[Begin Dataset extract]
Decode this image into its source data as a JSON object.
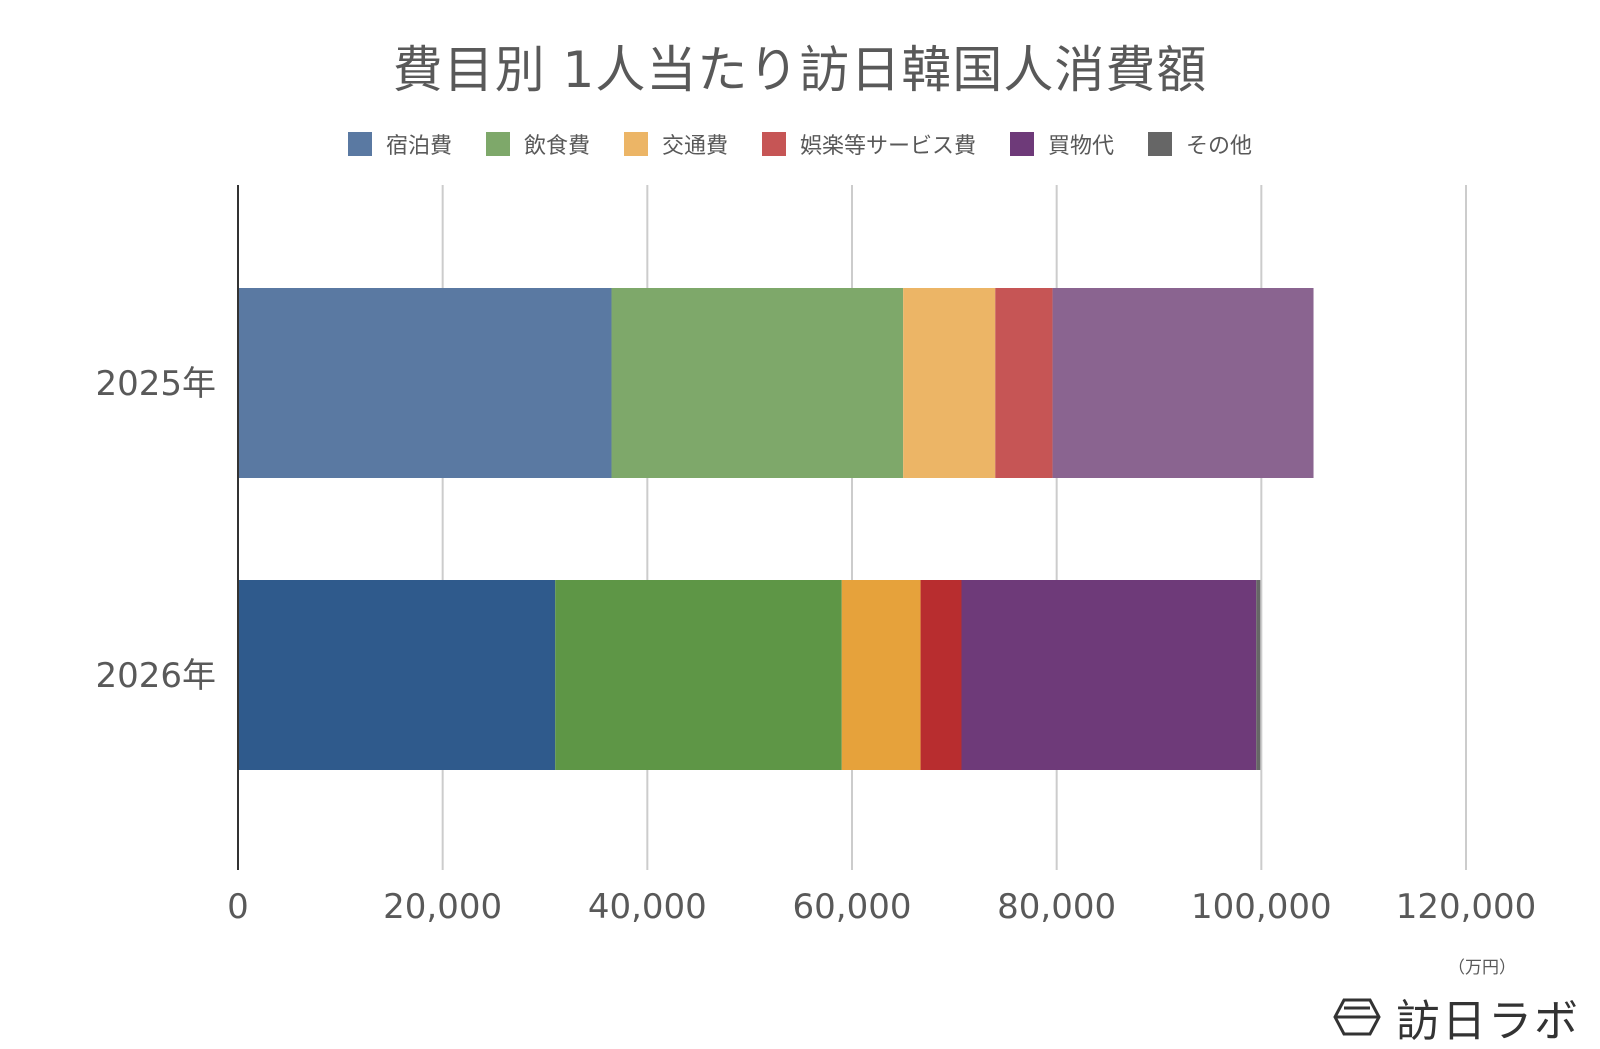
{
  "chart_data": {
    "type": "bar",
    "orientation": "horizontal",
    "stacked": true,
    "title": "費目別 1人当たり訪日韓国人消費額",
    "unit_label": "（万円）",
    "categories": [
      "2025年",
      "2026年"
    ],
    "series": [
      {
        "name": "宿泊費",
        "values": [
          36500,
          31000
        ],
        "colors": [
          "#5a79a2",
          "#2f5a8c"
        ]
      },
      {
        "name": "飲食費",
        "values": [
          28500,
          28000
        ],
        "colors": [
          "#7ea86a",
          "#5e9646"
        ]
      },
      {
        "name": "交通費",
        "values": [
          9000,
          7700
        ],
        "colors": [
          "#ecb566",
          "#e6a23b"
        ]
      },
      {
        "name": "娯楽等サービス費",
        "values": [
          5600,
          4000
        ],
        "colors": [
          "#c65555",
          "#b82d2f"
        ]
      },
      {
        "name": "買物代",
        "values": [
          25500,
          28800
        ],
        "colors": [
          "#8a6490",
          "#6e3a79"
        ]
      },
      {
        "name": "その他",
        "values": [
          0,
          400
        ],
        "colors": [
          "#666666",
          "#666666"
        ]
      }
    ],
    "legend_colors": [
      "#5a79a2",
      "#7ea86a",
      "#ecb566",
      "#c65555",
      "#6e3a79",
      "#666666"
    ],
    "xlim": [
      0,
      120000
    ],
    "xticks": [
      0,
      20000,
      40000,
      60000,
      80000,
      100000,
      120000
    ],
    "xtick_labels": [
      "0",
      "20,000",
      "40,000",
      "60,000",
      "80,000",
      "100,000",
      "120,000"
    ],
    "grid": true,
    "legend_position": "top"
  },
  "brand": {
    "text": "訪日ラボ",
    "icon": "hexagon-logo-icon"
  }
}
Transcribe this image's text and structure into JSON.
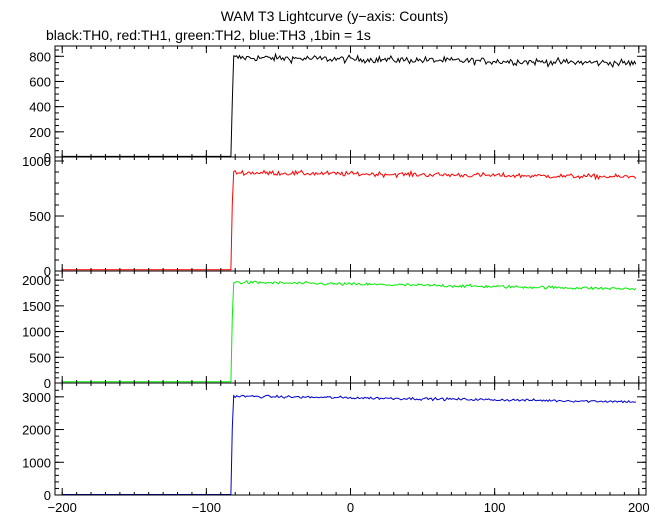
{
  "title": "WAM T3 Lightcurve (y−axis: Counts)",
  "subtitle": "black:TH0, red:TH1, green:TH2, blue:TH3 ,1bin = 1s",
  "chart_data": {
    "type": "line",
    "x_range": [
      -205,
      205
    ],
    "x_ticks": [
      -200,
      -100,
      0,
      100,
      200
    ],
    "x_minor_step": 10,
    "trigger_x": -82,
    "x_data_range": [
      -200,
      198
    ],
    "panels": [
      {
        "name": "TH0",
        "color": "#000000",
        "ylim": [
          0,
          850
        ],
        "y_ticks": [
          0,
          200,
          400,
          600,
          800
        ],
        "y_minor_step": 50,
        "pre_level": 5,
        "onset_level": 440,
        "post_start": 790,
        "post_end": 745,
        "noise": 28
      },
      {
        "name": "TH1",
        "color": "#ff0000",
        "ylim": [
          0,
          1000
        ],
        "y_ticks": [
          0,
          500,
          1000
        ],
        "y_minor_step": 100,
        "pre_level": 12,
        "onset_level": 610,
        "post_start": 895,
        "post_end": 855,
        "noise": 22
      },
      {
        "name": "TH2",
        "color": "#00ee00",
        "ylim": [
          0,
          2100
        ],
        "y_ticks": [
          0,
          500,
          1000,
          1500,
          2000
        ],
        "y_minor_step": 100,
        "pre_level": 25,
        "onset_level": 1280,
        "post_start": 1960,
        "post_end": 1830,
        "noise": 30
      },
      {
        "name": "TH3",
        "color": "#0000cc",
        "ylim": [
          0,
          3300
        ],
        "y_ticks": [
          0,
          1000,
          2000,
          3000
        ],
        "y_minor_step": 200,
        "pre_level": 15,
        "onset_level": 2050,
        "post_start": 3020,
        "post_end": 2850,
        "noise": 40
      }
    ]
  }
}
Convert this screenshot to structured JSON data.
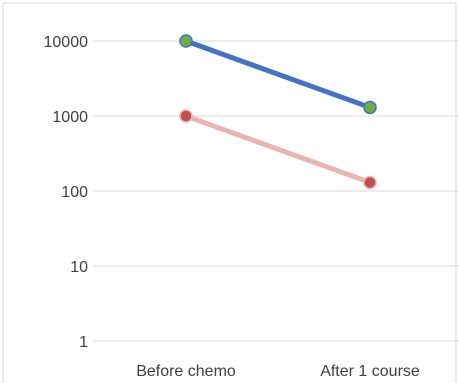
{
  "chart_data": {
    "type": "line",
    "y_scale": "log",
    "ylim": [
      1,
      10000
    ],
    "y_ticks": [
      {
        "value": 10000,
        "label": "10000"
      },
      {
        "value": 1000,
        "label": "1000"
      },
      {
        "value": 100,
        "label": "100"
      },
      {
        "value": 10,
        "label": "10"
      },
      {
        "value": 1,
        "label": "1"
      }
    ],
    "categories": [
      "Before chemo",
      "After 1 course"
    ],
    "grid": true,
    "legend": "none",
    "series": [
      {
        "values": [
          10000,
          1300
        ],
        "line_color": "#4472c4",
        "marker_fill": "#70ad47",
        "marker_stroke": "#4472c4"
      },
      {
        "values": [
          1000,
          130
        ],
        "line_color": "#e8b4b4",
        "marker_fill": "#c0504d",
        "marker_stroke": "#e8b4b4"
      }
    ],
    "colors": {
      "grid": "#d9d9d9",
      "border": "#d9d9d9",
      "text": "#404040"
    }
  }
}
[End Dataset extract]
What is asked>
Quote the preceding listing precisely and completely, omitting its images.

Task output>
Decode this image into its source data as a JSON object.
{
  "chart_data": {
    "type": "bar",
    "orientation": "horizontal",
    "stacked": true,
    "title": "費目別 1人当たり訪日韓国人消費額",
    "unit_label": "（万円）",
    "categories": [
      "2025年",
      "2026年"
    ],
    "series": [
      {
        "name": "宿泊費",
        "values": [
          36500,
          31000
        ],
        "colors": [
          "#5a79a2",
          "#2f5a8c"
        ]
      },
      {
        "name": "飲食費",
        "values": [
          28500,
          28000
        ],
        "colors": [
          "#7ea86a",
          "#5e9646"
        ]
      },
      {
        "name": "交通費",
        "values": [
          9000,
          7700
        ],
        "colors": [
          "#ecb566",
          "#e6a23b"
        ]
      },
      {
        "name": "娯楽等サービス費",
        "values": [
          5600,
          4000
        ],
        "colors": [
          "#c65555",
          "#b82d2f"
        ]
      },
      {
        "name": "買物代",
        "values": [
          25500,
          28800
        ],
        "colors": [
          "#8a6490",
          "#6e3a79"
        ]
      },
      {
        "name": "その他",
        "values": [
          0,
          400
        ],
        "colors": [
          "#666666",
          "#666666"
        ]
      }
    ],
    "legend_colors": [
      "#5a79a2",
      "#7ea86a",
      "#ecb566",
      "#c65555",
      "#6e3a79",
      "#666666"
    ],
    "xlim": [
      0,
      120000
    ],
    "xticks": [
      0,
      20000,
      40000,
      60000,
      80000,
      100000,
      120000
    ],
    "xtick_labels": [
      "0",
      "20,000",
      "40,000",
      "60,000",
      "80,000",
      "100,000",
      "120,000"
    ],
    "grid": true,
    "legend_position": "top"
  },
  "brand": {
    "text": "訪日ラボ",
    "icon": "hexagon-logo-icon"
  }
}
Transcribe this image's text and structure into JSON.
{
  "title": "WAM T3 Lightcurve (y−axis: Counts)",
  "subtitle": "black:TH0, red:TH1, green:TH2, blue:TH3 ,1bin = 1s",
  "chart_data": {
    "type": "line",
    "x_range": [
      -205,
      205
    ],
    "x_ticks": [
      -200,
      -100,
      0,
      100,
      200
    ],
    "x_minor_step": 10,
    "trigger_x": -82,
    "x_data_range": [
      -200,
      198
    ],
    "panels": [
      {
        "name": "TH0",
        "color": "#000000",
        "ylim": [
          0,
          850
        ],
        "y_ticks": [
          0,
          200,
          400,
          600,
          800
        ],
        "y_minor_step": 50,
        "pre_level": 5,
        "onset_level": 440,
        "post_start": 790,
        "post_end": 745,
        "noise": 28
      },
      {
        "name": "TH1",
        "color": "#ff0000",
        "ylim": [
          0,
          1000
        ],
        "y_ticks": [
          0,
          500,
          1000
        ],
        "y_minor_step": 100,
        "pre_level": 12,
        "onset_level": 610,
        "post_start": 895,
        "post_end": 855,
        "noise": 22
      },
      {
        "name": "TH2",
        "color": "#00ee00",
        "ylim": [
          0,
          2100
        ],
        "y_ticks": [
          0,
          500,
          1000,
          1500,
          2000
        ],
        "y_minor_step": 100,
        "pre_level": 25,
        "onset_level": 1280,
        "post_start": 1960,
        "post_end": 1830,
        "noise": 30
      },
      {
        "name": "TH3",
        "color": "#0000cc",
        "ylim": [
          0,
          3300
        ],
        "y_ticks": [
          0,
          1000,
          2000,
          3000
        ],
        "y_minor_step": 200,
        "pre_level": 15,
        "onset_level": 2050,
        "post_start": 3020,
        "post_end": 2850,
        "noise": 40
      }
    ]
  }
}
Convert this screenshot to structured JSON data.
{
  "chart_data": {
    "type": "line",
    "y_scale": "log",
    "ylim": [
      1,
      10000
    ],
    "y_ticks": [
      {
        "value": 10000,
        "label": "10000"
      },
      {
        "value": 1000,
        "label": "1000"
      },
      {
        "value": 100,
        "label": "100"
      },
      {
        "value": 10,
        "label": "10"
      },
      {
        "value": 1,
        "label": "1"
      }
    ],
    "categories": [
      "Before chemo",
      "After 1 course"
    ],
    "grid": true,
    "legend": "none",
    "series": [
      {
        "values": [
          10000,
          1300
        ],
        "line_color": "#4472c4",
        "marker_fill": "#70ad47",
        "marker_stroke": "#4472c4"
      },
      {
        "values": [
          1000,
          130
        ],
        "line_color": "#e8b4b4",
        "marker_fill": "#c0504d",
        "marker_stroke": "#e8b4b4"
      }
    ],
    "colors": {
      "grid": "#d9d9d9",
      "border": "#d9d9d9",
      "text": "#404040"
    }
  }
}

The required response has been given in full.